Start Recorded information

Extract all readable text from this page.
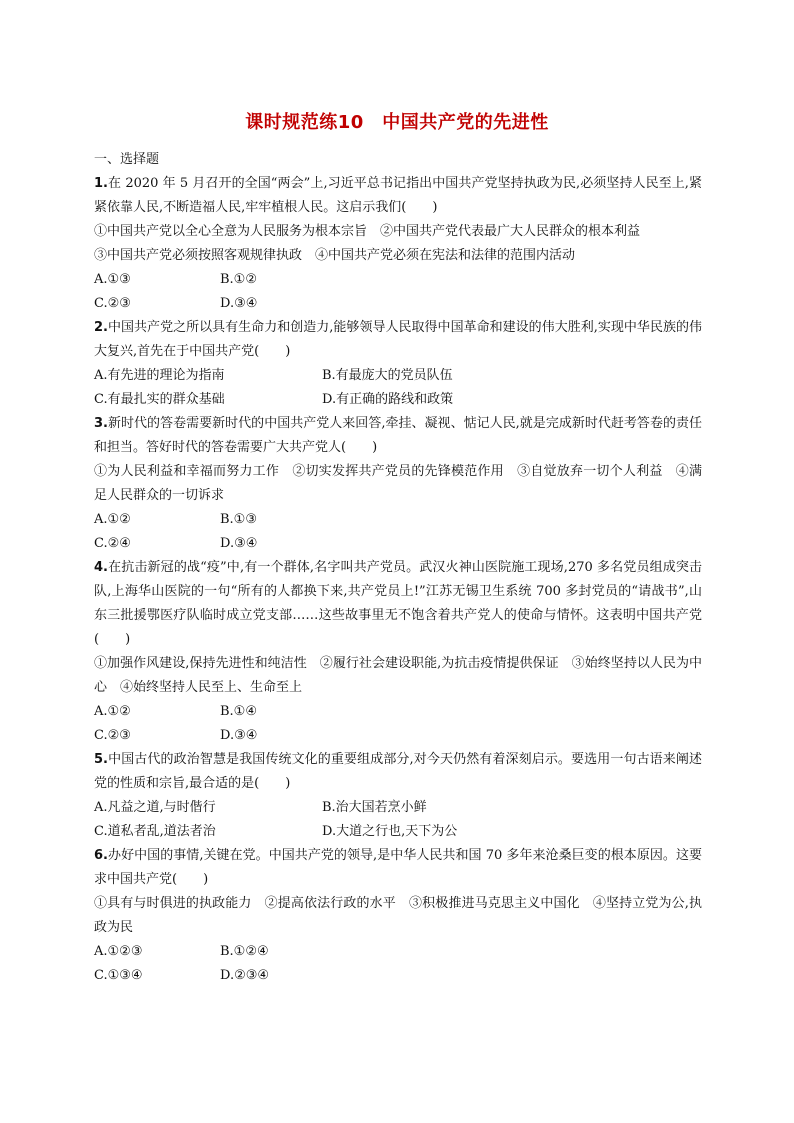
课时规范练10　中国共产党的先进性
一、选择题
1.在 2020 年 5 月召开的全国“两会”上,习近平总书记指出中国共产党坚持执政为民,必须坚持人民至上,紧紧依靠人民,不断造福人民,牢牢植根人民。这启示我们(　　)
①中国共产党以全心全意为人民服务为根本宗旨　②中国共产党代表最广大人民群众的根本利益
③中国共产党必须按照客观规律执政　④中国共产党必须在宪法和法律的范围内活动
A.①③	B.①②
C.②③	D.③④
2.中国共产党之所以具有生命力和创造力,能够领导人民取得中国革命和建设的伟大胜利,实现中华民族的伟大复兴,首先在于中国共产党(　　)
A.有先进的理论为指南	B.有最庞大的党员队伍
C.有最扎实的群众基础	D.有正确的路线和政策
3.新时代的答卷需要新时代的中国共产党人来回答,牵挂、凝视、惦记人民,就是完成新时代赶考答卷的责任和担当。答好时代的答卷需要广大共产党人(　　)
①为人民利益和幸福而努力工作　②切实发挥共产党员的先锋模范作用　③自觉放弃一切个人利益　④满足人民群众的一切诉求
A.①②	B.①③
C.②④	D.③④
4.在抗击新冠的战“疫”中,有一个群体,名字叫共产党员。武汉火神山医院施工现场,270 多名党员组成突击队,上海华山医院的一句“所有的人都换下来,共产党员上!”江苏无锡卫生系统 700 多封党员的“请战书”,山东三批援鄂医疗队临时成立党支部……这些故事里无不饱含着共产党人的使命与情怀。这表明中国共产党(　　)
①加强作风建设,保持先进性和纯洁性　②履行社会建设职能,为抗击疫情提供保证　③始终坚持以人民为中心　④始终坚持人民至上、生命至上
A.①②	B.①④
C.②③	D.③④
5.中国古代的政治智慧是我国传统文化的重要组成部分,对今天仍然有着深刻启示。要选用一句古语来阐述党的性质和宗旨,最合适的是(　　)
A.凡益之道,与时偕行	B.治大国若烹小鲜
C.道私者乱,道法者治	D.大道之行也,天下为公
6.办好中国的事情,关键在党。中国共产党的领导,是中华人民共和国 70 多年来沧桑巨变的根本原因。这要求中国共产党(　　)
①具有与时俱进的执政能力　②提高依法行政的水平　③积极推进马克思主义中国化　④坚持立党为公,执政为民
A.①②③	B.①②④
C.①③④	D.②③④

End Recorded information
Start Recorded information

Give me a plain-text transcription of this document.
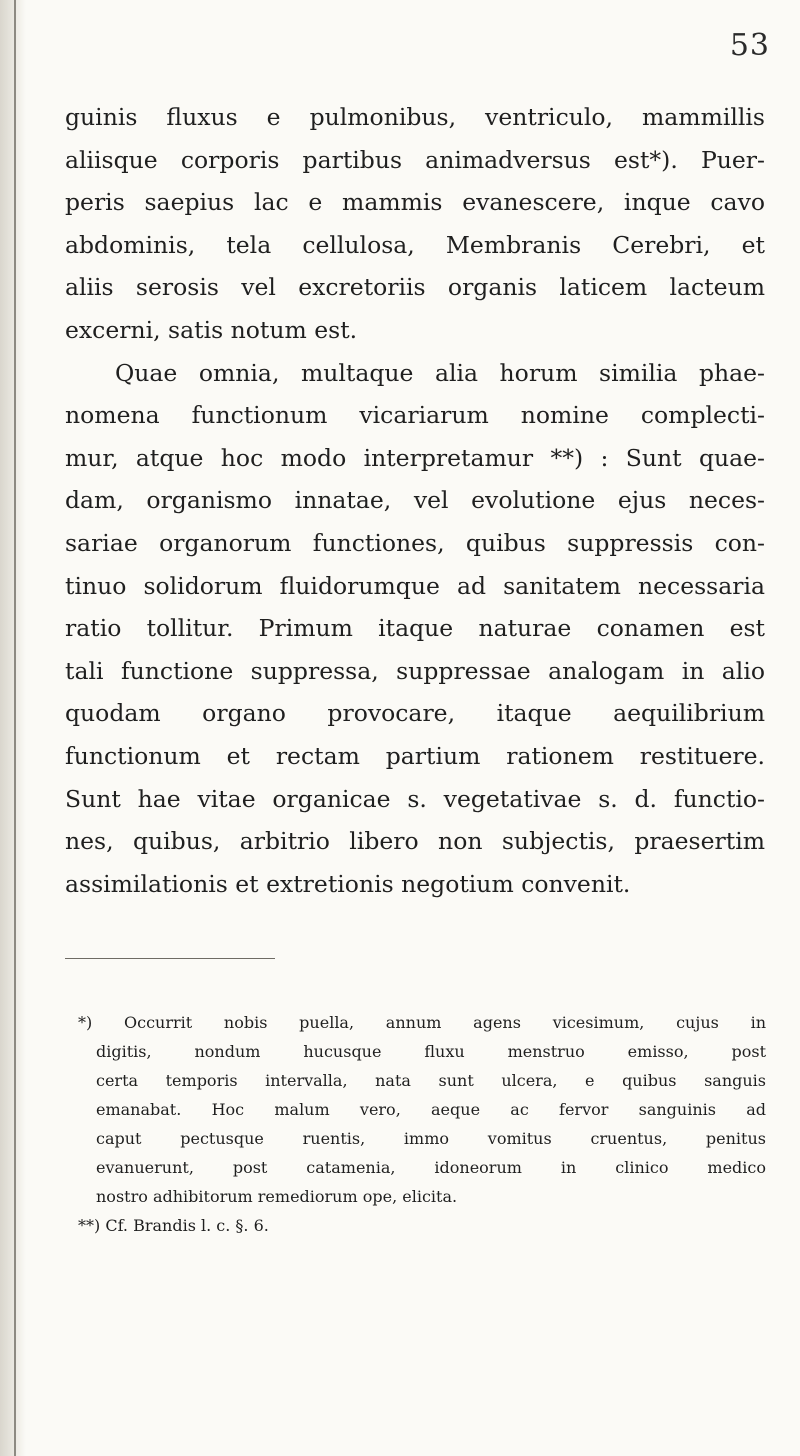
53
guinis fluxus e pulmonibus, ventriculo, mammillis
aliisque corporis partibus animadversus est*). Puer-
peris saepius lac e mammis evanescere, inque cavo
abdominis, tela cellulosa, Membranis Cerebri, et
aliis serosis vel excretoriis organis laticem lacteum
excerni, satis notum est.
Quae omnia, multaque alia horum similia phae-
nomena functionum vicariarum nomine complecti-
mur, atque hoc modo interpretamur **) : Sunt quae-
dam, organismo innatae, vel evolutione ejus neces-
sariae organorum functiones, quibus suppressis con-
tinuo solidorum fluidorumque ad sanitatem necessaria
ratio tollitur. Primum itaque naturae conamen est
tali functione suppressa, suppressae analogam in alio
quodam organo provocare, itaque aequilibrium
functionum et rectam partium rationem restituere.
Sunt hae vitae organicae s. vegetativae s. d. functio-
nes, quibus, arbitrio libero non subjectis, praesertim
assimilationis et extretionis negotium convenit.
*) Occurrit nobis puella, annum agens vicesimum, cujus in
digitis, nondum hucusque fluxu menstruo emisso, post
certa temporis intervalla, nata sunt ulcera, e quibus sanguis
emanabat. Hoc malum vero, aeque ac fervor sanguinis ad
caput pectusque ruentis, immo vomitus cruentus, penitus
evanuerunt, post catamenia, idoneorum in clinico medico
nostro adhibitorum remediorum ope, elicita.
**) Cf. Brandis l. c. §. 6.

End Recorded information

Search the lines for the string "quibus" and copy every line that has it.

sariae organorum functiones, quibus suppressis con-
nes, quibus, arbitrio libero non subjectis, praesertim
certa temporis intervalla, nata sunt ulcera, e quibus sanguis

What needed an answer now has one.